(Layout element annotations)
○ ○ ○ ○ ○

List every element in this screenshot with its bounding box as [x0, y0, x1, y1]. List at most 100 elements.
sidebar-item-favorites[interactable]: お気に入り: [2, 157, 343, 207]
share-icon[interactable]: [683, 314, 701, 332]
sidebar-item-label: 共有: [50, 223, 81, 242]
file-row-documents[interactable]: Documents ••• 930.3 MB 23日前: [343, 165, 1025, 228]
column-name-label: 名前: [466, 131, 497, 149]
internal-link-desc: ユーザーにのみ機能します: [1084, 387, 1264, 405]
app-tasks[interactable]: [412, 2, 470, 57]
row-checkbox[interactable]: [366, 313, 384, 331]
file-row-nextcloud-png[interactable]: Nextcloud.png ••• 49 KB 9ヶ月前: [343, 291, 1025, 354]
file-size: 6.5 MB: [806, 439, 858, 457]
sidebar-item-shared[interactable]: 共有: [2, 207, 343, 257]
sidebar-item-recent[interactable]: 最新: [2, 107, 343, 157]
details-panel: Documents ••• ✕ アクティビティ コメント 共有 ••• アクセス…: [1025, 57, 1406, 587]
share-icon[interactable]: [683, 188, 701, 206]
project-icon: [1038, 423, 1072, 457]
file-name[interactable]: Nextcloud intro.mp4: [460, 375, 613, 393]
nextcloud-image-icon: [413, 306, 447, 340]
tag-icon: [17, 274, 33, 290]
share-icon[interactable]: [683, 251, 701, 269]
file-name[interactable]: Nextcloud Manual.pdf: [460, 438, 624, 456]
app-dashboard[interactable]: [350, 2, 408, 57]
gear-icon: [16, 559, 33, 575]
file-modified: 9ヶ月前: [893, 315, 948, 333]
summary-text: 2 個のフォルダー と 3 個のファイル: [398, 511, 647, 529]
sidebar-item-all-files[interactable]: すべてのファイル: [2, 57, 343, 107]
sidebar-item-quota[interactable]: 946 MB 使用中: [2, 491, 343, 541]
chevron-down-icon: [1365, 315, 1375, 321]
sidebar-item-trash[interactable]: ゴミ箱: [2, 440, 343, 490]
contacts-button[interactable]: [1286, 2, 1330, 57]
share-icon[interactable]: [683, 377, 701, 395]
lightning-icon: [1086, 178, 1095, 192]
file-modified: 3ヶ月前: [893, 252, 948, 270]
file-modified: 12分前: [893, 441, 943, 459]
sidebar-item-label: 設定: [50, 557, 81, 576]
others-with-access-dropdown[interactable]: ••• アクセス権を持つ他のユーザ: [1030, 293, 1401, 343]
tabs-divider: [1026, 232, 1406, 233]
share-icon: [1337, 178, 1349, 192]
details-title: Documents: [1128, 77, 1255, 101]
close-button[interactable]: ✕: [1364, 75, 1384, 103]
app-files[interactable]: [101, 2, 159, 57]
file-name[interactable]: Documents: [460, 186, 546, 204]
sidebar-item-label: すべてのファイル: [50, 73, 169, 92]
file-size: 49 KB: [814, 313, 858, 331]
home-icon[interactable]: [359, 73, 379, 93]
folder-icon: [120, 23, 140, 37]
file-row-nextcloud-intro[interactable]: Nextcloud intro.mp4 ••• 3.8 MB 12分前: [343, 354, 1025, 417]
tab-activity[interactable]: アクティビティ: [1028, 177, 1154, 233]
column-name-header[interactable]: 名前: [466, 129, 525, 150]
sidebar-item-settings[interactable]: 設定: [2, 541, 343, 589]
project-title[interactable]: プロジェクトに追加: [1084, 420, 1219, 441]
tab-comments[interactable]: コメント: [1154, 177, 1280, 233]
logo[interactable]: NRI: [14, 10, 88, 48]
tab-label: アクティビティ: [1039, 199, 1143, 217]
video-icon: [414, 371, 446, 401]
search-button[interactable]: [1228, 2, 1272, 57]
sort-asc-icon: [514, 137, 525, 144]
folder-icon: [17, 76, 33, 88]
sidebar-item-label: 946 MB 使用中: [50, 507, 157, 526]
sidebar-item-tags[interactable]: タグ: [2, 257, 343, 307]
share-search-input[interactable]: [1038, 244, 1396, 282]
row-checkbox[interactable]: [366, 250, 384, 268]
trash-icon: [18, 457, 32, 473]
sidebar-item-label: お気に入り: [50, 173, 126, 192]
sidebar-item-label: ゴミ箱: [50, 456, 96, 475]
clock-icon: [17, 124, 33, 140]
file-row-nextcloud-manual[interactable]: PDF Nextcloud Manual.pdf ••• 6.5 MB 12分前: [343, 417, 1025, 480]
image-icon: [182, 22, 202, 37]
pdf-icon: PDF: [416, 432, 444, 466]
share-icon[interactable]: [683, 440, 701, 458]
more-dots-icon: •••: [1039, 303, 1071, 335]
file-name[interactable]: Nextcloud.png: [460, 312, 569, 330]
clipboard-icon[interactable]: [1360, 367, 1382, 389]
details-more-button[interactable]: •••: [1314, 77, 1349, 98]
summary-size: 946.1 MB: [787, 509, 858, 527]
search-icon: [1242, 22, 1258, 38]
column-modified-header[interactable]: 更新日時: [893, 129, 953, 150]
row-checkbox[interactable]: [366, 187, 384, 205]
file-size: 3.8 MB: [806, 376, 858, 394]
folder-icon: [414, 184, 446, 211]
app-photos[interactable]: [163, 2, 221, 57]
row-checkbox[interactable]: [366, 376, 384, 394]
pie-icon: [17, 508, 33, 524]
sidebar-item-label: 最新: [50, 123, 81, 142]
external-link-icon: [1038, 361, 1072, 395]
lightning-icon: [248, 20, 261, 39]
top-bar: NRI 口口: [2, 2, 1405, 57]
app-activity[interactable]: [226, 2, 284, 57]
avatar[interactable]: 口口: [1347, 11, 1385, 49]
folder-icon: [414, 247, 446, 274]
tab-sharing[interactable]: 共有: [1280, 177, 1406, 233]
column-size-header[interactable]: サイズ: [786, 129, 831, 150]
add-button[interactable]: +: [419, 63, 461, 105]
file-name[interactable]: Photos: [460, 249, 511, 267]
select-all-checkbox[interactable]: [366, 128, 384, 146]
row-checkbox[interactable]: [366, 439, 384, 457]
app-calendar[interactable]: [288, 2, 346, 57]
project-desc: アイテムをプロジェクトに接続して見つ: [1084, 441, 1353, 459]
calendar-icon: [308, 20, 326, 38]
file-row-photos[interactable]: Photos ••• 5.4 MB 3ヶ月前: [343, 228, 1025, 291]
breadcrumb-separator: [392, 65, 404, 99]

○ ○ ○ ○ ○

• TASK TO COMPLETE
Express the material as a Markdown table with two columns, Row (a running row number) and Line (the line itself), omitting blank lines. Begin at the first line of the material and stop after the line that contains "row-checkbox[interactable]: [366, 313, 384, 331]", including both.

• WORKED SOLUTION
| Row | Line |
|---|---|
| 1 | List every element in this screenshot with its bounding box as [x0, y0, x1, y1]. List at most 100 elements. |
| 2 | sidebar-item-favorites[interactable]: お気に入り: [2, 157, 343, 207] |
| 3 | share-icon[interactable]: [683, 314, 701, 332] |
| 4 | sidebar-item-label: 共有: [50, 223, 81, 242] |
| 5 | file-row-documents[interactable]: Documents ••• 930.3 MB 23日前: [343, 165, 1025, 228] |
| 6 | column-name-label: 名前: [466, 131, 497, 149] |
| 7 | internal-link-desc: ユーザーにのみ機能します: [1084, 387, 1264, 405] |
| 8 | app-tasks[interactable]: [412, 2, 470, 57] |
| 9 | row-checkbox[interactable]: [366, 313, 384, 331] |